課題 A »
次の(i)〜(iii)は古物営業法の抜粋の内容と合っていますか。それぞれ「はい」か「いいえ」で答え、判断の決め手となる抜粋の語句をそのまま引用してください。
(i) 古物商になろうとする者は、営業所の所在地を管轄する公安委員会の許可を受けなければならない。
(ii) この法律でいう「市場」とは、古物商が一般の客と古物を売買するための市場である。
(iii) 住居の定まらない者には、公安委員会は古物商の許可をしてはならない。

┌─ 提供された抜粋

古物営業法

法律第百八号(昭二四・五・二八)

 (定義)

第一条 この法律において「古物」とは、一度使用された物品(鑑賞的美術品を含む。以下同じ。)若しくは使用されない物品で使用のために取引されたもの又はこれらの物品に幾分の手入をしたものをいう。

2 この法律において「古物商」とは、古物を売買し、若しくは交換し、又は委託を受けて売買し、若しくは交換することを営業とする者で第二条第一項の規定による許可を受けたものをいう。

3 この法律において「市場」とは、古物商間の古物の売買又は交換のための市場をいう。

4 この法律において「市場主」とは、市場を経営する者で第三条の規定による許可を受けたものをいう。

 (古物商の許可)

第二条 古物商になろうとする者は、総理庁令(以下「命令」という。)の定めるところにより、営業所ごとに、その取り扱おうとする古物の種類を定めて、営業所(営業所のないときは、住所又は居所をいう。以下同じ。)の所在地を管轄する公安委員会の許可を受けなければならない。

2 前項の場合において、古物商になろうとする者は、自ら管理しないで、営業所を設けるときは、その営業所の管理者を定めなければならない。

 (市場主の許可)

第三条 市場主になろうとする者は、命令の定めるところにより、市場の所在地を管轄する公安委員会の許可を受けなければならない。

 (許可の基準)

第四条 公安委員会は、第二条第一項又は前条の規定による許可を受けようとする者が左の各号の一に該当する場合においては、許可をしてはならない。

一 禁こ以上の刑に処せられその執行を終り、又は執行を受けることのなくなつた後、三年を経過していない者

二 許可の申請前三年以内に、第六条の規定に違反して罰金の刑に処せられた者又は他の法令の規定に違反して二度以上罰金の刑に処せられ改しゆんの情の認められない者

三 住居の定まらぬ者

四 営業について成年者と同一の能力を有しない未成年者又は禁冶産者。但し、その者が古物商又は市場主の相続人であつて、その法定代理人が前各号の一又は第五号に該当しない場合を除くものとする。

└─
┌─ 提供データ

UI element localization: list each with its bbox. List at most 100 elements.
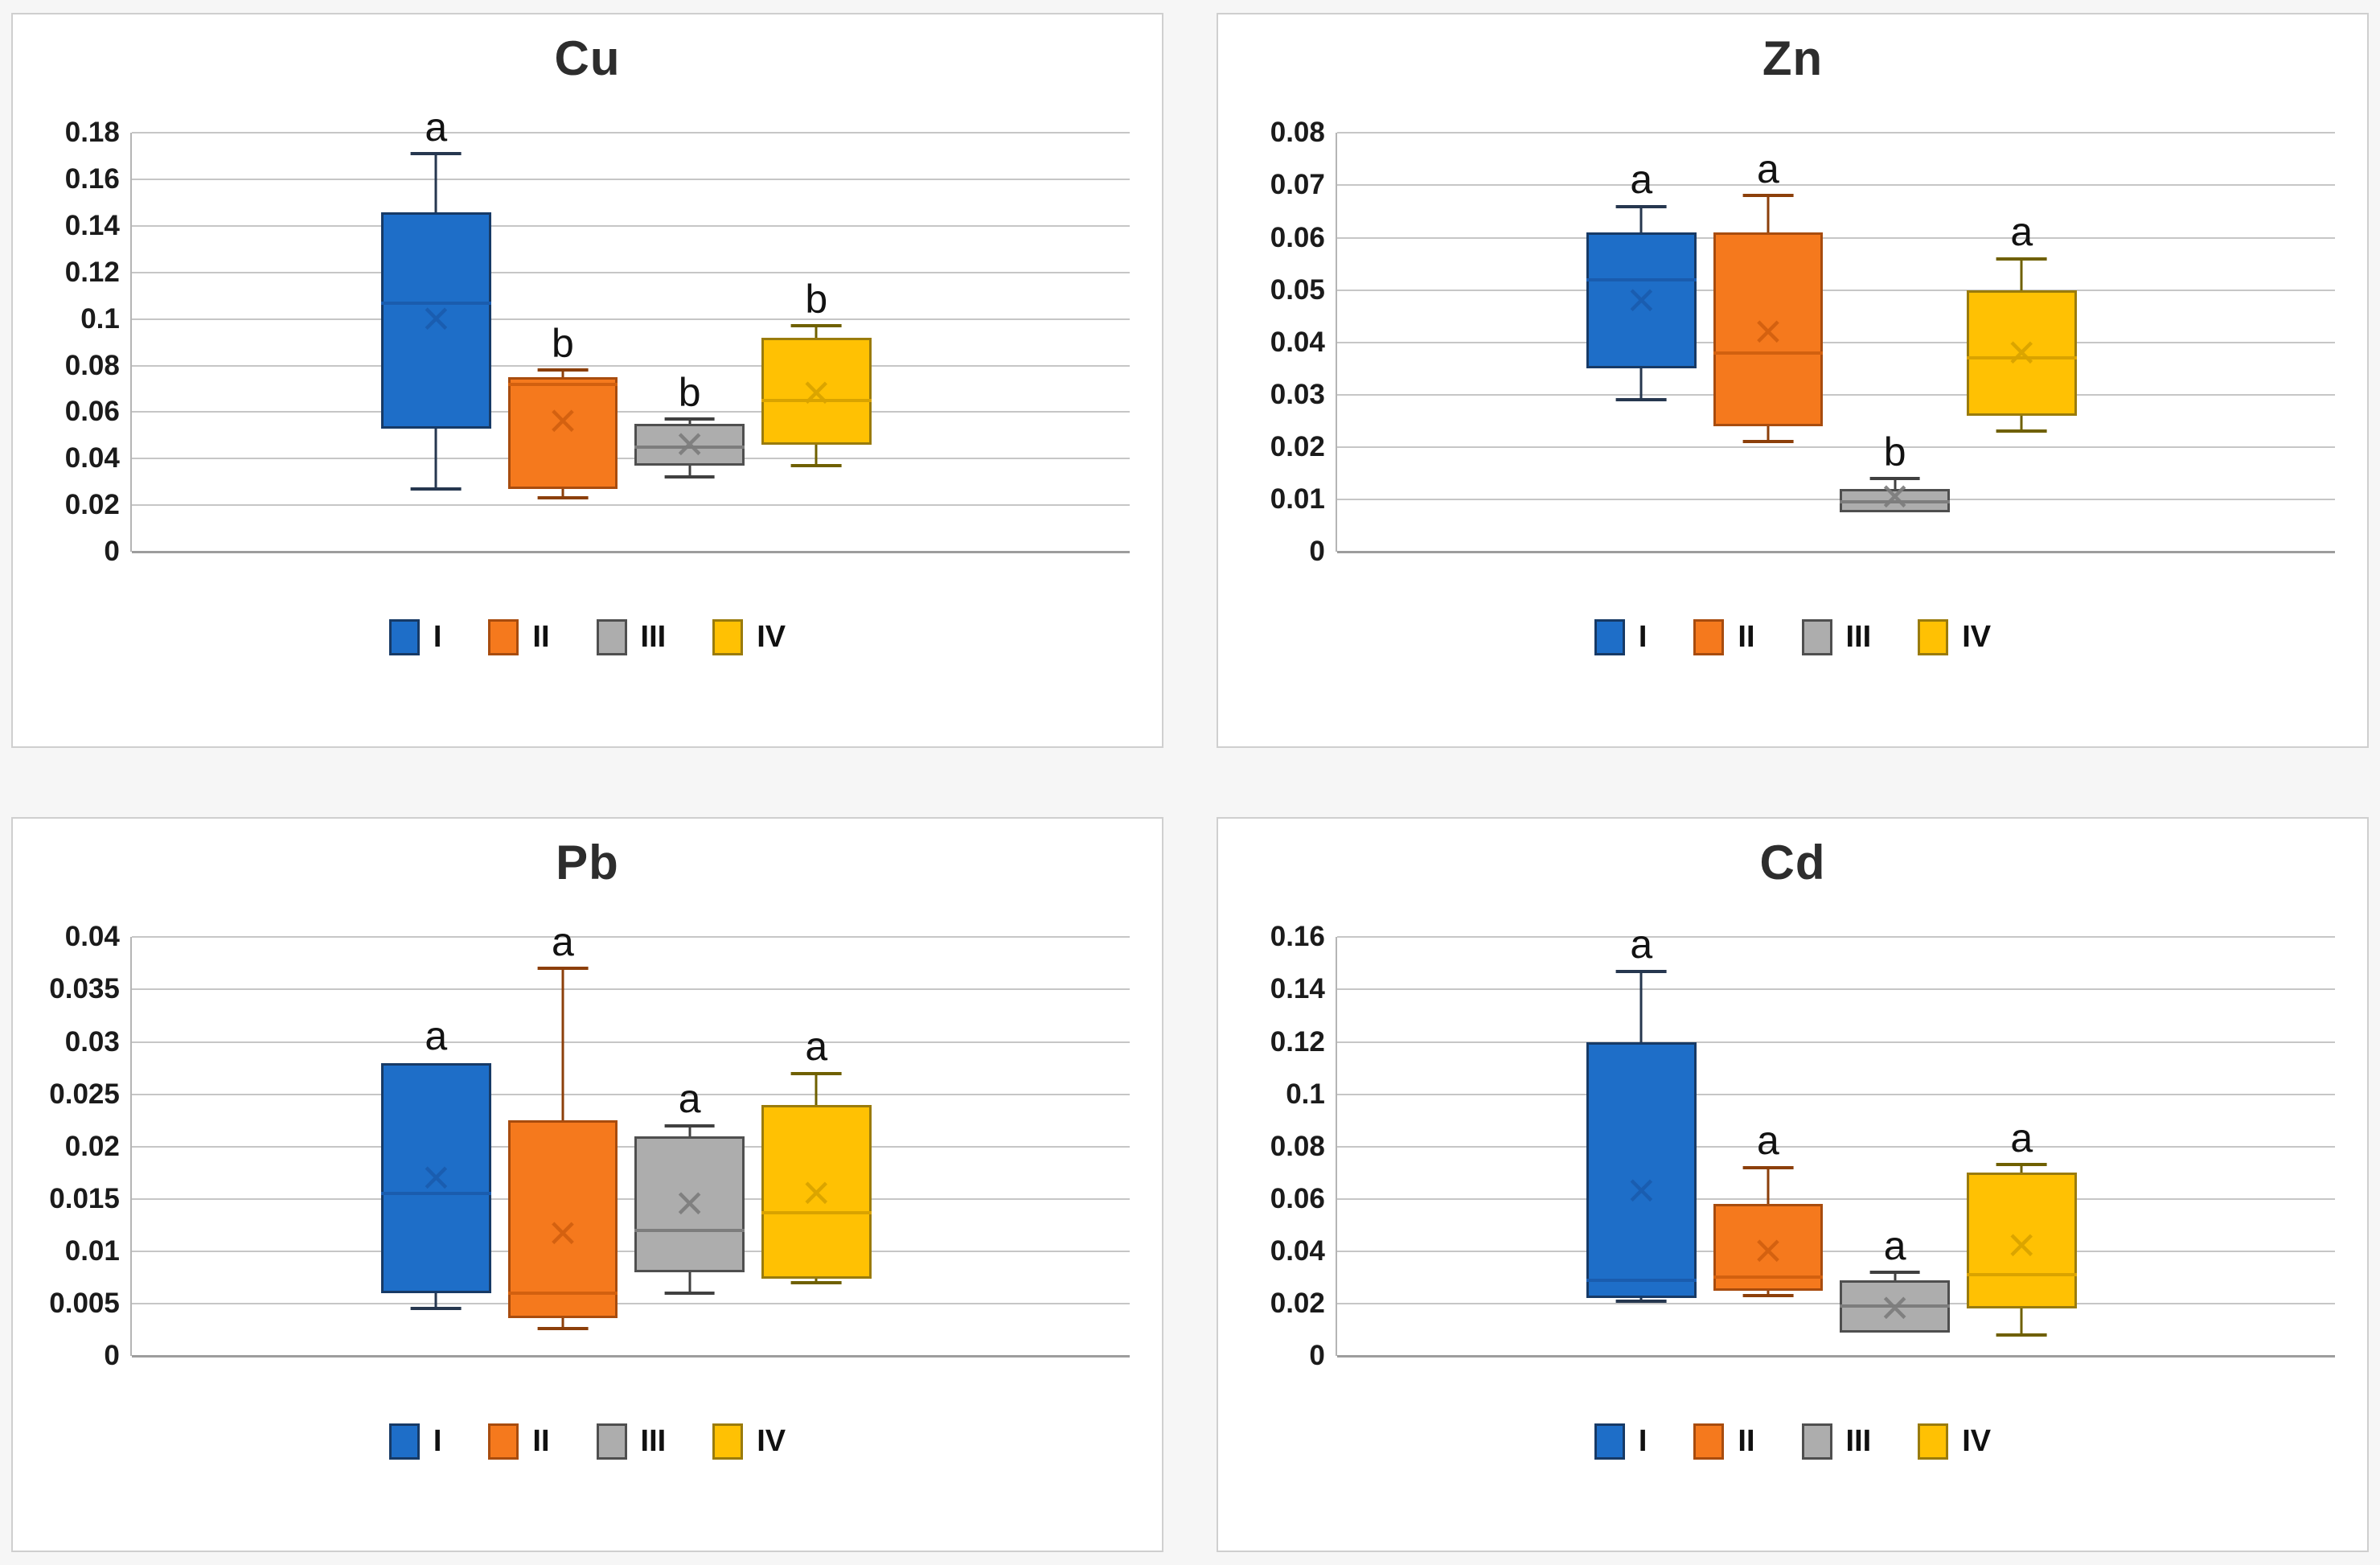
legend-item-III: III	[596, 618, 666, 655]
significance-letter: a	[678, 1076, 701, 1122]
y-axis-tick: 0.12	[64, 256, 120, 288]
gridline	[131, 458, 1130, 460]
plot-area-cu: 0.18 0.16 0.14 0.12 0.1 0.08 0.06 0.04 0.02 0 × a × b…	[65, 107, 1130, 567]
y-axis-tick: 0.08	[1270, 1130, 1325, 1162]
significance-letter: b	[678, 369, 701, 415]
box-group-I: × a	[381, 937, 491, 1356]
box-IV	[761, 1104, 872, 1279]
significance-letter: a	[1757, 146, 1779, 192]
legend-swatch-IV	[1918, 1423, 1949, 1460]
lower-whisker-cap	[1615, 398, 1667, 402]
lower-whisker	[2020, 415, 2023, 432]
lower-whisker-cap	[410, 487, 462, 491]
upper-whisker-cap	[664, 417, 715, 421]
plot-area-zn: 0.08 0.07 0.06 0.05 0.04 0.03 0.02 0.01 0 × a × a × b ×…	[1270, 117, 2335, 567]
box-group-II: × b	[507, 133, 618, 552]
gridline	[131, 1197, 1130, 1200]
y-axis-tick: 0.16	[1270, 921, 1325, 953]
mean-marker: ×	[1880, 1280, 1910, 1337]
y-axis-tick: 0.14	[64, 210, 120, 242]
lower-whisker	[434, 1292, 437, 1309]
mean-marker: ×	[1627, 272, 1656, 328]
legend: I II III IV	[1218, 1423, 2367, 1460]
upper-whisker	[434, 154, 437, 212]
plot-area-pb: 0.04 0.035 0.03 0.025 0.02 0.015 0.01 0.005 0 × a ×…	[49, 921, 1130, 1371]
upper-whisker	[561, 370, 564, 378]
lower-whisker	[815, 1278, 818, 1283]
upper-whisker-cap	[790, 324, 842, 328]
upper-whisker-cap	[537, 967, 589, 971]
median-line	[507, 1291, 618, 1295]
gridline	[131, 411, 1130, 413]
median-line	[1586, 277, 1697, 281]
upper-whisker-cap	[664, 1123, 715, 1128]
lower-whisker	[561, 488, 564, 499]
legend-label: IV	[757, 619, 786, 654]
legend-item-I: I	[1594, 1423, 1647, 1460]
upper-whisker	[815, 1073, 818, 1105]
y-axis-tick: 0	[1309, 535, 1325, 567]
lower-whisker	[1767, 1290, 1770, 1296]
upper-whisker-cap	[410, 152, 462, 156]
gridline	[131, 1250, 1130, 1252]
y-axis-tick: 0.14	[1270, 973, 1325, 1005]
legend-item-II: II	[488, 618, 550, 655]
legend-swatch-IV	[712, 1423, 744, 1460]
box-II	[1713, 232, 1824, 426]
gridline	[1336, 393, 2335, 396]
y-axis-tick: 0.07	[1270, 169, 1325, 201]
legend-item-II: II	[1693, 1423, 1755, 1460]
median-line	[761, 1210, 872, 1214]
significance-letter: b	[1883, 429, 1906, 474]
legend-swatch-III	[596, 618, 627, 655]
box-II	[507, 377, 618, 489]
median-line	[634, 445, 745, 449]
legend-label: IV	[757, 1423, 786, 1458]
box-group-II: × a	[1713, 937, 1824, 1356]
box-group-II: × a	[507, 922, 618, 1356]
gridline	[1336, 1302, 2335, 1304]
legend-swatch-III	[596, 1423, 627, 1460]
box-group-III: × b	[634, 133, 745, 552]
legend-label: II	[532, 1423, 550, 1458]
significance-letter: b	[552, 321, 574, 367]
legend-label: IV	[1962, 1423, 1992, 1458]
significance-letter: b	[805, 277, 828, 322]
legend-label: I	[1638, 619, 1648, 654]
box-III	[634, 1136, 745, 1272]
upper-whisker	[1767, 195, 1770, 233]
legend-label: III	[1845, 1423, 1872, 1458]
legend-item-IV: IV	[712, 618, 786, 655]
y-axis-tick: 0	[104, 535, 120, 567]
box-group-I: × a	[1586, 924, 1697, 1356]
median-line	[381, 301, 491, 305]
gridline	[131, 271, 1130, 273]
lower-whisker	[1767, 425, 1770, 442]
median-line	[1966, 356, 2077, 360]
gridline	[131, 1041, 1130, 1043]
upper-whisker-cap	[1996, 257, 2047, 261]
significance-letter: a	[1630, 922, 1653, 967]
lower-whisker	[688, 1271, 691, 1293]
chart-title: Zn	[1762, 31, 1824, 85]
lower-whisker-cap	[790, 1280, 842, 1284]
y-axis-tick: 0	[1309, 1339, 1325, 1371]
legend-label: I	[433, 1423, 442, 1458]
x-axis-line	[1336, 550, 2335, 553]
gridline	[131, 1145, 1130, 1148]
lower-whisker-cap	[664, 475, 715, 479]
legend-label: III	[640, 1423, 667, 1458]
box-group-III: × b	[1840, 133, 1950, 552]
gridline	[131, 936, 1130, 939]
lower-whisker-cap	[1996, 429, 2047, 433]
upper-whisker	[1639, 971, 1643, 1042]
y-axis-tick: 0.16	[64, 163, 120, 195]
mean-marker: ×	[1627, 1162, 1656, 1218]
box-IV	[761, 337, 872, 445]
mean-marker: ×	[548, 393, 578, 449]
y-axis-tick: 0.04	[1270, 326, 1325, 358]
gridline	[1336, 1250, 2335, 1252]
legend-label: II	[1738, 619, 1755, 654]
legend-label: II	[1738, 1423, 1755, 1458]
mean-marker: ×	[1880, 468, 1910, 524]
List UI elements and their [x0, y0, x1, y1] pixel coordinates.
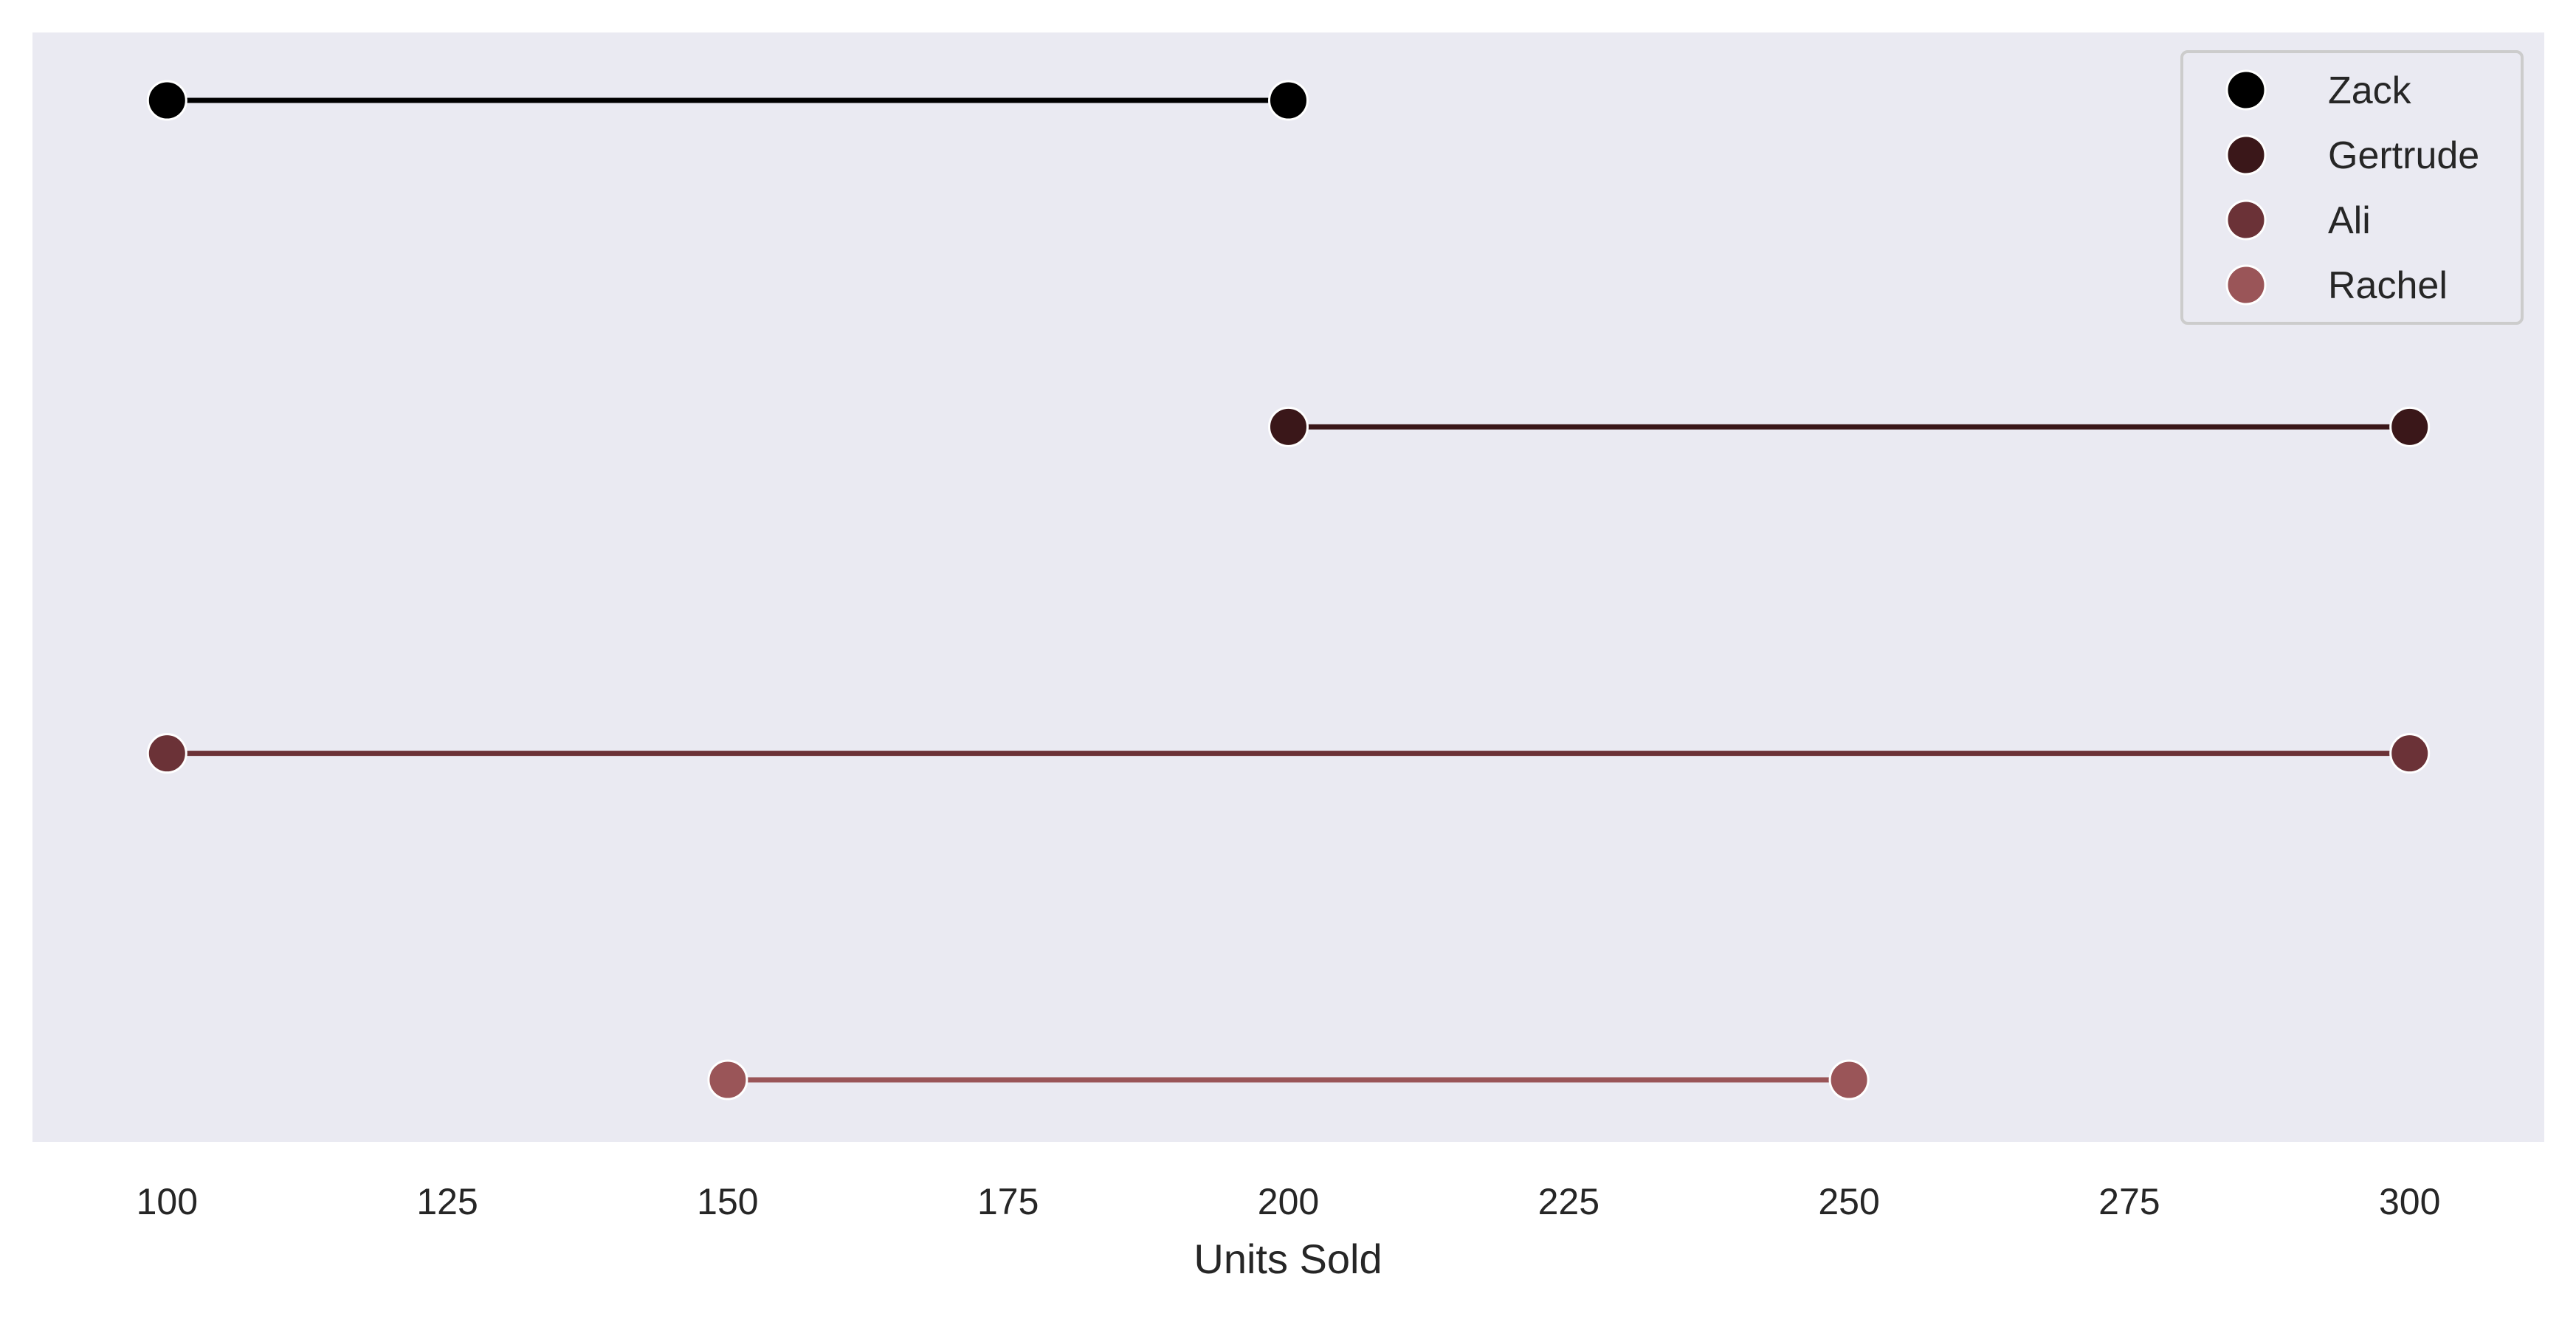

└─

課題 B » 提供データの行のうち、「618, 666, 655]」を含む行から「937, 491, 1356]」を含む行までを、「significance-letter」を「significance-label」に変えて書き直してください。ほかは一切変えず、その範囲の行だけを示してください。

解答 A »
(i) はい。「営業所(営業所のないときは、住所又は居所をいう。以下同じ。)の所在地を管轄する公安委員会の許可を受けなければならない」
(ii) いいえ。「古物商間の古物の売買又は交換のための市場をいう」
(iii) はい。「許可をしてはならない」「住居の定まらぬ者」

解答 B »
legend-item-III: III	[596, 618, 666, 655]
significance-label: a	[678, 1076, 701, 1122]
y-axis-tick: 0.12	[64, 256, 120, 288]
gridline	[131, 458, 1130, 460]
plot-area-cu: 0.18 0.16 0.14 0.12 0.1 0.08 0.06 0.04 0.02 0 × a × b…	[65, 107, 1130, 567]
y-axis-tick: 0.08	[1270, 1130, 1325, 1162]
significance-label: b	[678, 369, 701, 415]
box-group-I: × a	[381, 937, 491, 1356]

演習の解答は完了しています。